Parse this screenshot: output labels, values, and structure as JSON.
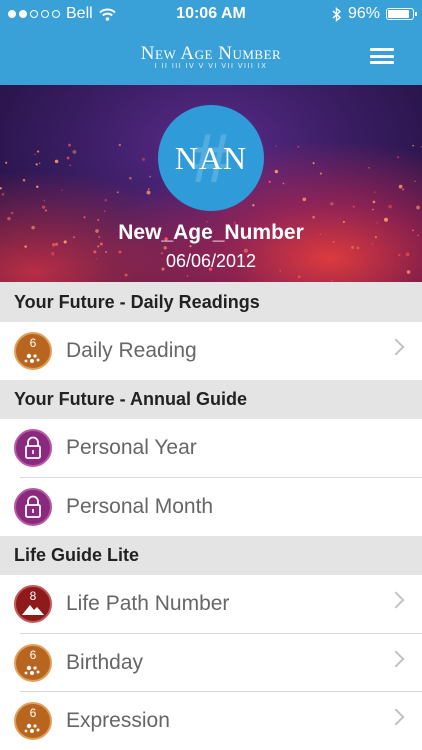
{
  "status_bar": {
    "carrier": "Bell",
    "time": "10:06 AM",
    "battery": "96%",
    "battery_level": 0.96
  },
  "header": {
    "brand_name": "New Age Number",
    "brand_sub": "I II III IV V VI VII VIII IX",
    "menu_icon": "hamburger-menu-icon"
  },
  "profile": {
    "logo": "NAN",
    "username": "New_Age_Number",
    "date": "06/06/2012"
  },
  "sections": [
    {
      "title": "Your Future - Daily Readings",
      "items": [
        {
          "label": "Daily Reading",
          "icon": "number-six-icon",
          "icon_number": "6",
          "chevron": true
        }
      ]
    },
    {
      "title": "Your Future - Annual Guide",
      "items": [
        {
          "label": "Personal Year",
          "icon": "lock-icon",
          "chevron": false
        },
        {
          "label": "Personal Month",
          "icon": "lock-icon",
          "chevron": false
        }
      ]
    },
    {
      "title": "Life Guide Lite",
      "items": [
        {
          "label": "Life Path Number",
          "icon": "number-eight-icon",
          "icon_number": "8",
          "chevron": true
        },
        {
          "label": "Birthday",
          "icon": "number-six-icon",
          "icon_number": "6",
          "chevron": true
        },
        {
          "label": "Expression",
          "icon": "number-six-icon",
          "icon_number": "6",
          "chevron": true
        }
      ]
    }
  ],
  "colors": {
    "header_blue": "#3aa0d8",
    "section_bg": "#e4e4e4",
    "six_orange": "#b8661f",
    "eight_red": "#8d1b1b",
    "lock_purple": "#8a2a7f"
  }
}
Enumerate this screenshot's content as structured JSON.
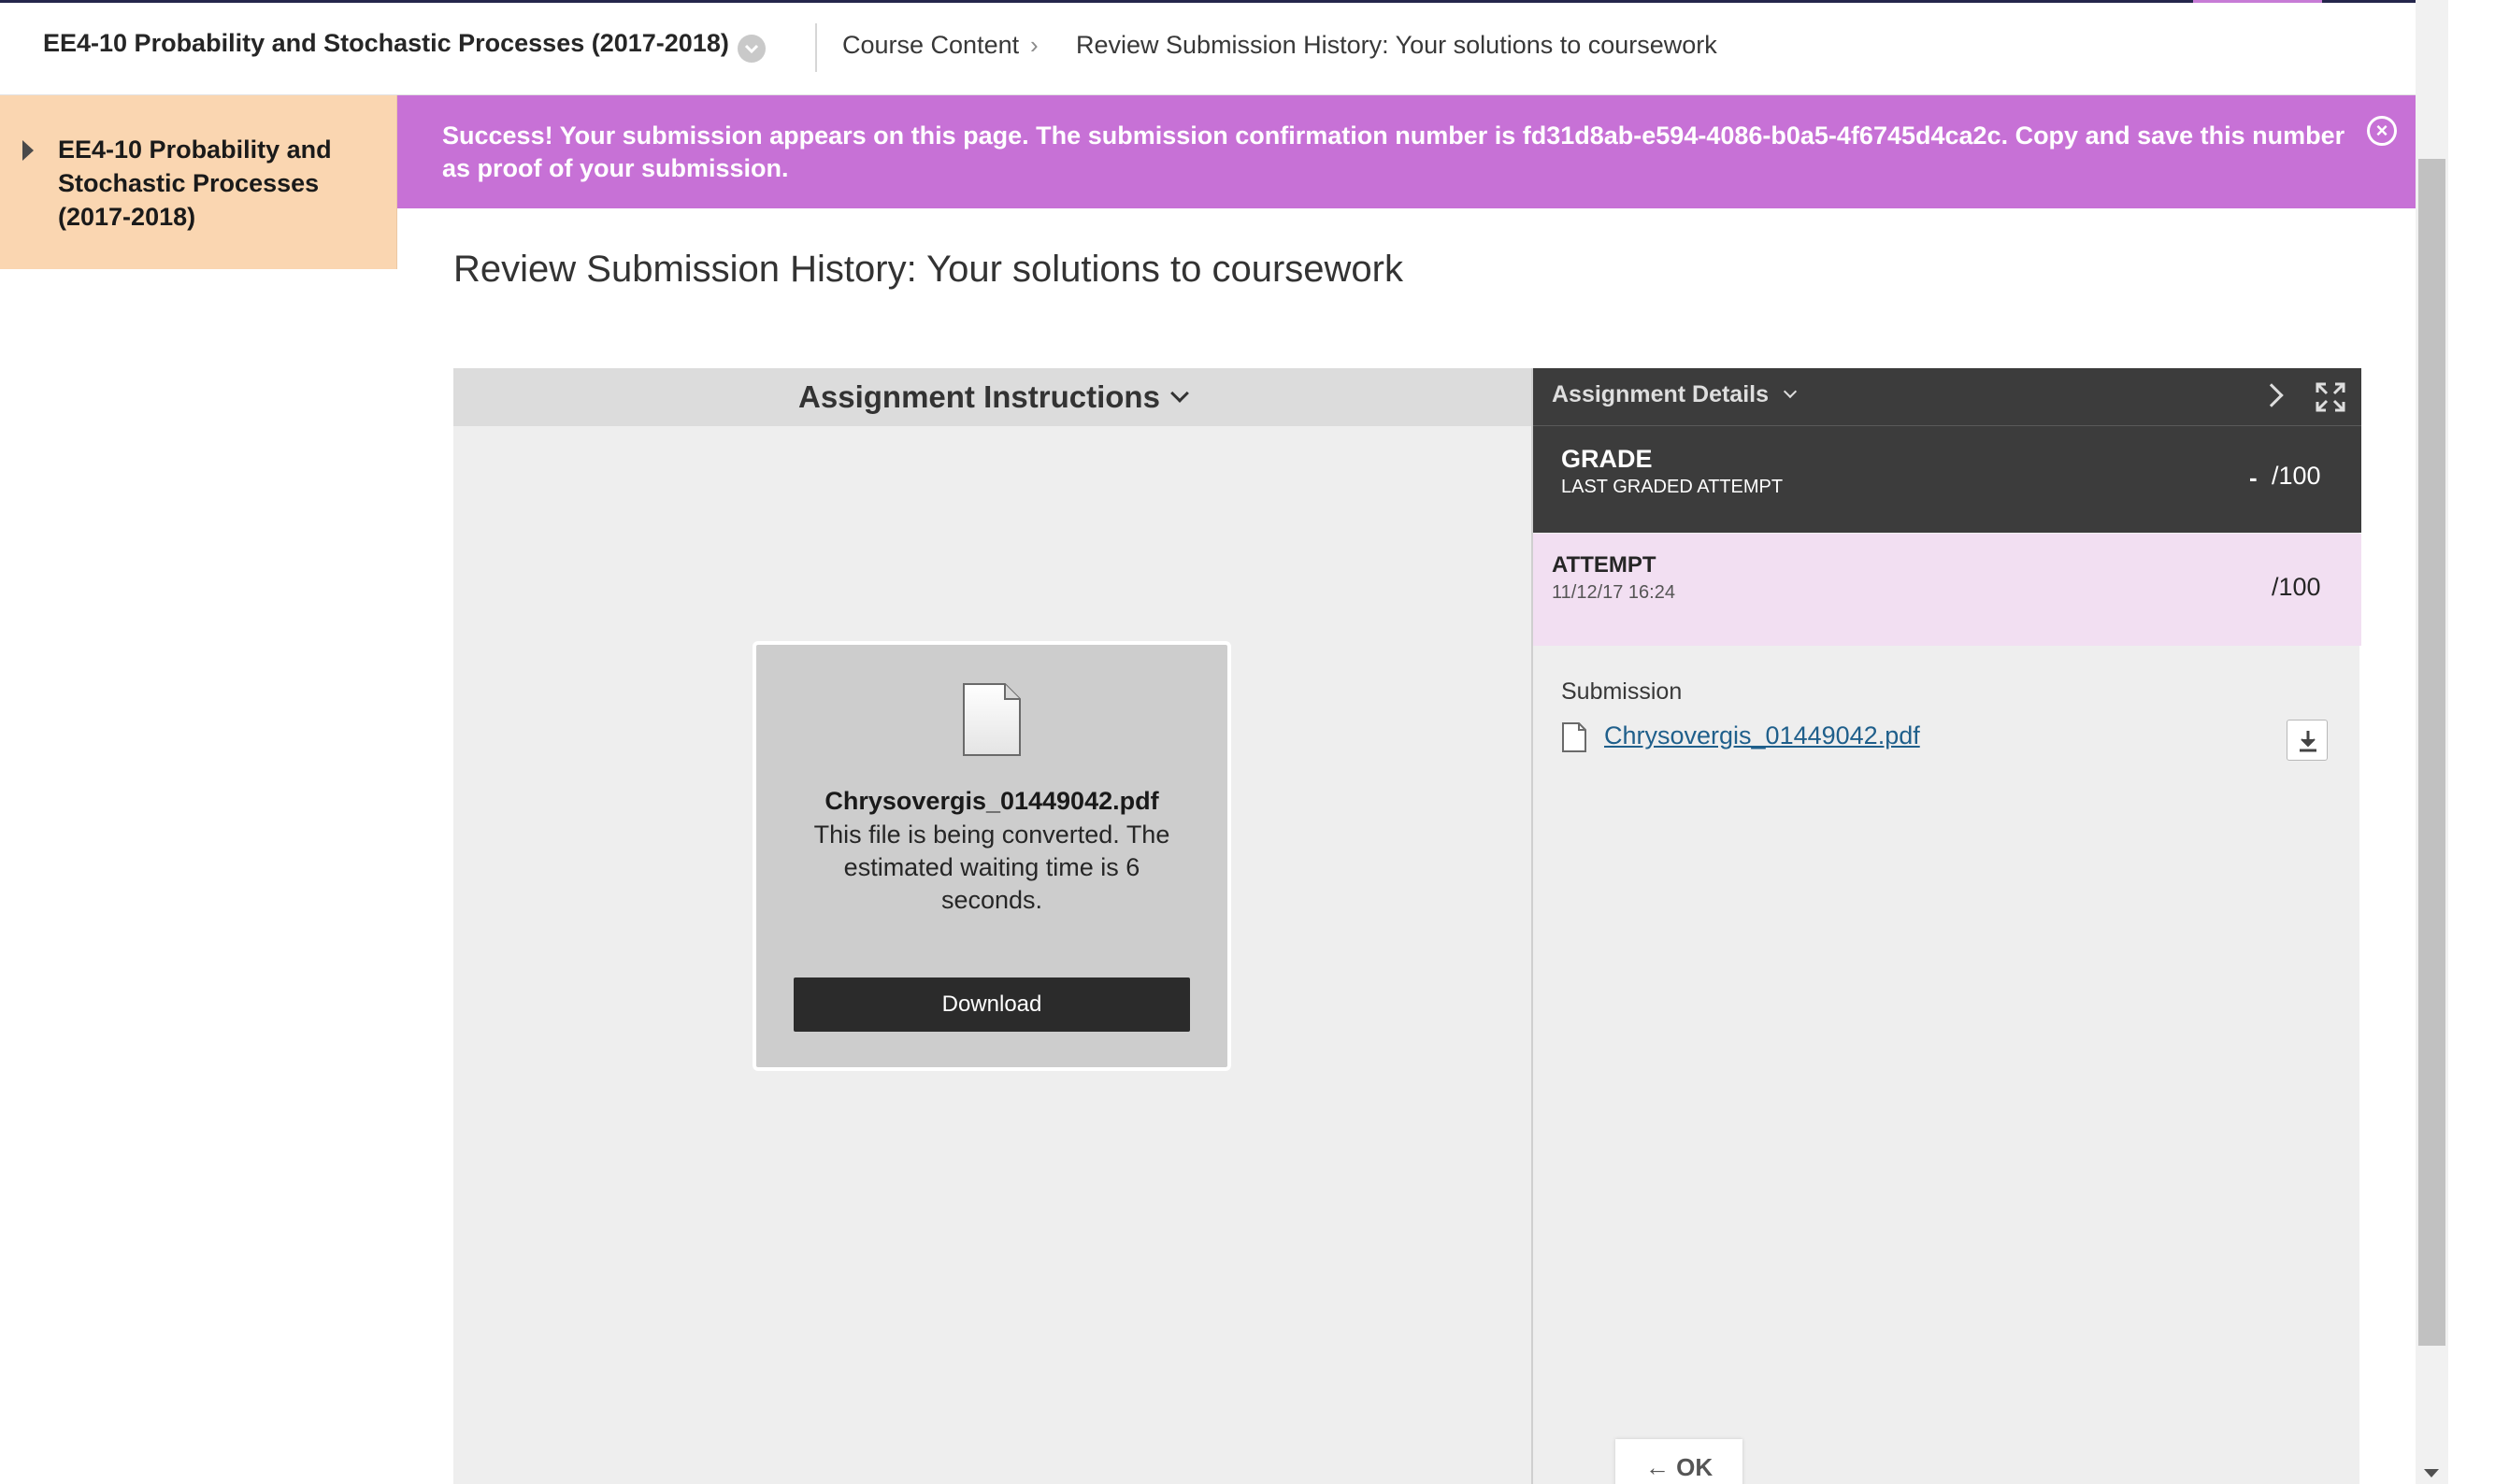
{
  "topbar": {
    "course_title": "EE4-10 Probability and Stochastic Processes (2017-2018)",
    "breadcrumb": [
      "Course Content",
      "Review Submission History: Your solutions to coursework"
    ],
    "breadcrumb_separator": "›"
  },
  "leftnav": {
    "course_label": "EE4-10 Probability and Stochastic Processes (2017-2018)"
  },
  "banner": {
    "message": "Success! Your submission appears on this page. The submission confirmation number is fd31d8ab-e594-4086-b0a5-4f6745d4ca2c. Copy and save this number as proof of your submission.",
    "close_glyph": "×",
    "color": "#c771d6"
  },
  "page": {
    "heading": "Review Submission History: Your solutions to coursework"
  },
  "instructions": {
    "header": "Assignment Instructions",
    "card": {
      "file_name": "Chrysovergis_01449042.pdf",
      "note": "This file is being converted. The estimated waiting time is 6 seconds.",
      "download_label": "Download"
    }
  },
  "details": {
    "header": "Assignment Details",
    "grade": {
      "title": "GRADE",
      "subtitle": "LAST GRADED ATTEMPT",
      "value": "-",
      "out_of": "/100"
    },
    "attempt": {
      "title": "ATTEMPT",
      "timestamp": "11/12/17 16:24",
      "out_of": "/100"
    },
    "submission": {
      "label": "Submission",
      "file_link": "Chrysovergis_01449042.pdf"
    },
    "ok_label": "← OK"
  },
  "icons": {
    "course_menu": "chevron-down-circle-icon",
    "nav_expand": "triangle-right-icon",
    "banner_close": "close-circle-icon",
    "file": "document-icon",
    "download": "download-icon",
    "collapse_panel": "chevron-right-icon",
    "fullscreen": "expand-icon"
  }
}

***

From the material above, copy each line that includes the word "screenshot".

Parse this screenshot: output labels, values, and structure as JSON.
Enumerate this screenshot's content as structured JSON.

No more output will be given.